— TASK GOAL —
Repeat, exactly and completely, the material that follows. Omit the pictures.

— INPUT ROWS —
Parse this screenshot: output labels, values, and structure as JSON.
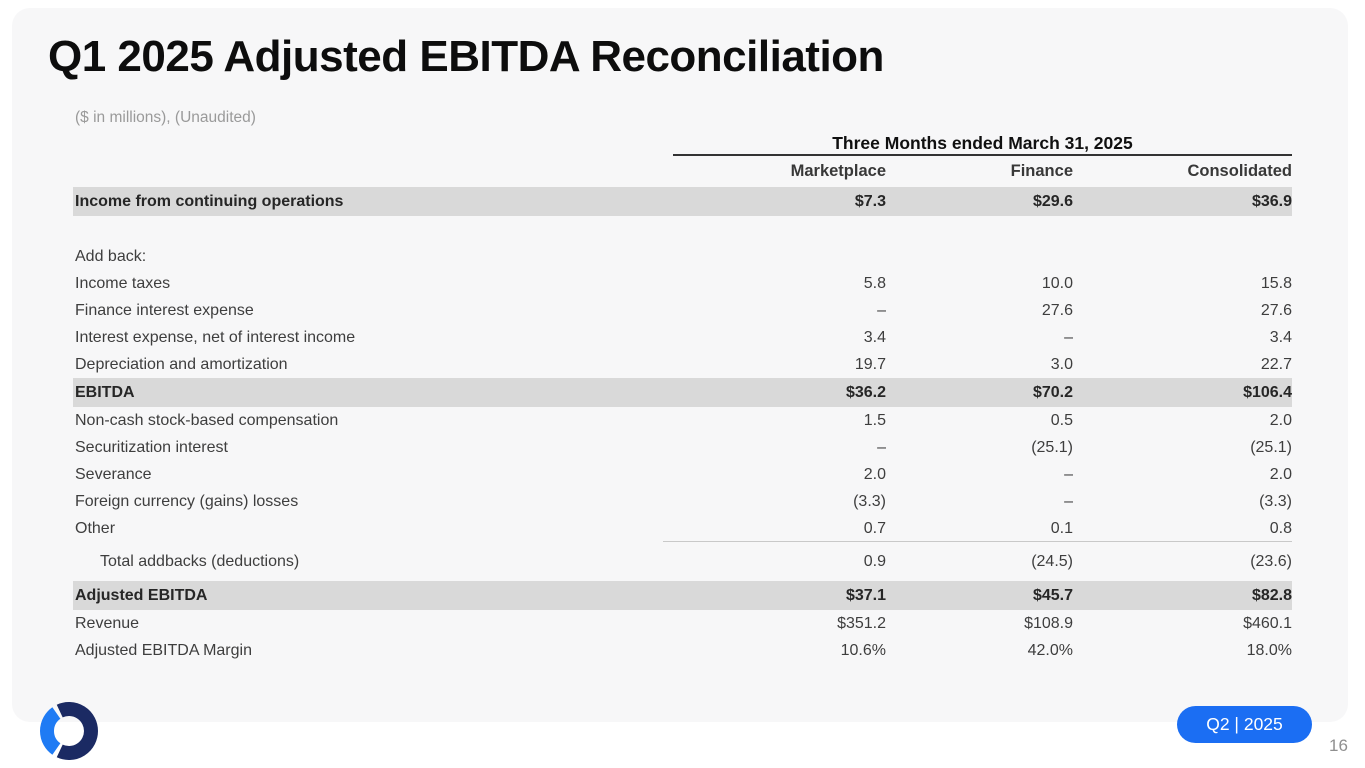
{
  "slide": {
    "title": "Q1 2025 Adjusted EBITDA Reconciliation",
    "subtitle": "($ in millions), (Unaudited)",
    "badge": "Q2 | 2025",
    "page_number": "16",
    "logo": "ring-logo"
  },
  "table": {
    "period_header": "Three Months ended March 31, 2025",
    "columns": [
      "Marketplace",
      "Finance",
      "Consolidated"
    ],
    "rows": [
      {
        "label": "Income from continuing operations",
        "values": [
          "$7.3",
          "$29.6",
          "$36.9"
        ],
        "band": true
      },
      {
        "label": "",
        "values": [
          "",
          "",
          ""
        ],
        "blank": true
      },
      {
        "label": "Add back:",
        "values": [
          "",
          "",
          ""
        ]
      },
      {
        "label": "Income taxes",
        "values": [
          "5.8",
          "10.0",
          "15.8"
        ]
      },
      {
        "label": "Finance interest expense",
        "values": [
          "–",
          "27.6",
          "27.6"
        ]
      },
      {
        "label": "Interest expense, net of interest income",
        "values": [
          "3.4",
          "–",
          "3.4"
        ]
      },
      {
        "label": "Depreciation and amortization",
        "values": [
          "19.7",
          "3.0",
          "22.7"
        ]
      },
      {
        "label": "EBITDA",
        "values": [
          "$36.2",
          "$70.2",
          "$106.4"
        ],
        "band": true
      },
      {
        "label": "Non-cash stock-based compensation",
        "values": [
          "1.5",
          "0.5",
          "2.0"
        ]
      },
      {
        "label": "Securitization interest",
        "values": [
          "–",
          "(25.1)",
          "(25.1)"
        ]
      },
      {
        "label": "Severance",
        "values": [
          "2.0",
          "–",
          "2.0"
        ]
      },
      {
        "label": "Foreign currency (gains) losses",
        "values": [
          "(3.3)",
          "–",
          "(3.3)"
        ]
      },
      {
        "label": "Other",
        "values": [
          "0.7",
          "0.1",
          "0.8"
        ],
        "rule_below": true
      },
      {
        "label": "Total addbacks (deductions)",
        "values": [
          "0.9",
          "(24.5)",
          "(23.6)"
        ],
        "indent": true,
        "gap_before": true
      },
      {
        "label": "Adjusted EBITDA",
        "values": [
          "$37.1",
          "$45.7",
          "$82.8"
        ],
        "band": true,
        "gap_before": true
      },
      {
        "label": "Revenue",
        "values": [
          "$351.2",
          "$108.9",
          "$460.1"
        ]
      },
      {
        "label": "Adjusted EBITDA Margin",
        "values": [
          "10.6%",
          "42.0%",
          "18.0%"
        ]
      }
    ]
  },
  "colors": {
    "slide_background": "#f7f7f8",
    "highlight_row": "#d9d9d9",
    "accent_blue": "#1b6ef3",
    "logo_navy": "#1b2a63",
    "logo_blue": "#1f7bf4"
  }
}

— SOLUTION FOR THIS PROBLEM —
Parse this screenshot: output labels, values, and structure as JSON.
{
  "slide": {
    "title": "Q1 2025 Adjusted EBITDA Reconciliation",
    "subtitle": "($ in millions), (Unaudited)",
    "badge": "Q2 | 2025",
    "page_number": "16",
    "logo": "ring-logo"
  },
  "table": {
    "period_header": "Three Months ended March 31, 2025",
    "columns": [
      "Marketplace",
      "Finance",
      "Consolidated"
    ],
    "rows": [
      {
        "label": "Income from continuing operations",
        "values": [
          "$7.3",
          "$29.6",
          "$36.9"
        ],
        "band": true
      },
      {
        "label": "",
        "values": [
          "",
          "",
          ""
        ],
        "blank": true
      },
      {
        "label": "Add back:",
        "values": [
          "",
          "",
          ""
        ]
      },
      {
        "label": "Income taxes",
        "values": [
          "5.8",
          "10.0",
          "15.8"
        ]
      },
      {
        "label": "Finance interest expense",
        "values": [
          "–",
          "27.6",
          "27.6"
        ]
      },
      {
        "label": "Interest expense, net of interest income",
        "values": [
          "3.4",
          "–",
          "3.4"
        ]
      },
      {
        "label": "Depreciation and amortization",
        "values": [
          "19.7",
          "3.0",
          "22.7"
        ]
      },
      {
        "label": "EBITDA",
        "values": [
          "$36.2",
          "$70.2",
          "$106.4"
        ],
        "band": true
      },
      {
        "label": "Non-cash stock-based compensation",
        "values": [
          "1.5",
          "0.5",
          "2.0"
        ]
      },
      {
        "label": "Securitization interest",
        "values": [
          "–",
          "(25.1)",
          "(25.1)"
        ]
      },
      {
        "label": "Severance",
        "values": [
          "2.0",
          "–",
          "2.0"
        ]
      },
      {
        "label": "Foreign currency (gains) losses",
        "values": [
          "(3.3)",
          "–",
          "(3.3)"
        ]
      },
      {
        "label": "Other",
        "values": [
          "0.7",
          "0.1",
          "0.8"
        ],
        "rule_below": true
      },
      {
        "label": "Total addbacks (deductions)",
        "values": [
          "0.9",
          "(24.5)",
          "(23.6)"
        ],
        "indent": true,
        "gap_before": true
      },
      {
        "label": "Adjusted EBITDA",
        "values": [
          "$37.1",
          "$45.7",
          "$82.8"
        ],
        "band": true,
        "gap_before": true
      },
      {
        "label": "Revenue",
        "values": [
          "$351.2",
          "$108.9",
          "$460.1"
        ]
      },
      {
        "label": "Adjusted EBITDA Margin",
        "values": [
          "10.6%",
          "42.0%",
          "18.0%"
        ]
      }
    ]
  },
  "colors": {
    "slide_background": "#f7f7f8",
    "highlight_row": "#d9d9d9",
    "accent_blue": "#1b6ef3",
    "logo_navy": "#1b2a63",
    "logo_blue": "#1f7bf4"
  }
}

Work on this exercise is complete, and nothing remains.